▶ What to do
Output an exact reproduction of the data.

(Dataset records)
※
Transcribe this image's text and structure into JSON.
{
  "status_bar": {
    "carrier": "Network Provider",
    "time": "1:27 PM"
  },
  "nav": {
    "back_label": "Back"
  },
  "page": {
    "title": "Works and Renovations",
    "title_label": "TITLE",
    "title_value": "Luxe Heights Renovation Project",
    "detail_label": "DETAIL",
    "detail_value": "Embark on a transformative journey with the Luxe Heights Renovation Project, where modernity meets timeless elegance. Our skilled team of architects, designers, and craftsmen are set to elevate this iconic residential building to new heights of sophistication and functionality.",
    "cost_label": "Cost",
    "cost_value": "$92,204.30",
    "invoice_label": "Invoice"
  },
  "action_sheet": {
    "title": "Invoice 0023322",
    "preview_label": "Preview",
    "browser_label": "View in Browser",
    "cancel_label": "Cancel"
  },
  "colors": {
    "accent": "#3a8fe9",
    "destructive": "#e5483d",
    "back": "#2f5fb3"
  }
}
※
▶ Complete answer
Transcribe this image's text and structure into JSON.
{
  "status_bar": {
    "carrier": "Network Provider",
    "time": "1:27 PM"
  },
  "nav": {
    "back_label": "Back"
  },
  "page": {
    "title": "Works and Renovations",
    "title_label": "TITLE",
    "title_value": "Luxe Heights Renovation Project",
    "detail_label": "DETAIL",
    "detail_value": "Embark on a transformative journey with the Luxe Heights Renovation Project, where modernity meets timeless elegance. Our skilled team of architects, designers, and craftsmen are set to elevate this iconic residential building to new heights of sophistication and functionality.",
    "cost_label": "Cost",
    "cost_value": "$92,204.30",
    "invoice_label": "Invoice"
  },
  "action_sheet": {
    "title": "Invoice 0023322",
    "preview_label": "Preview",
    "browser_label": "View in Browser",
    "cancel_label": "Cancel"
  },
  "colors": {
    "accent": "#3a8fe9",
    "destructive": "#e5483d",
    "back": "#2f5fb3"
  }
}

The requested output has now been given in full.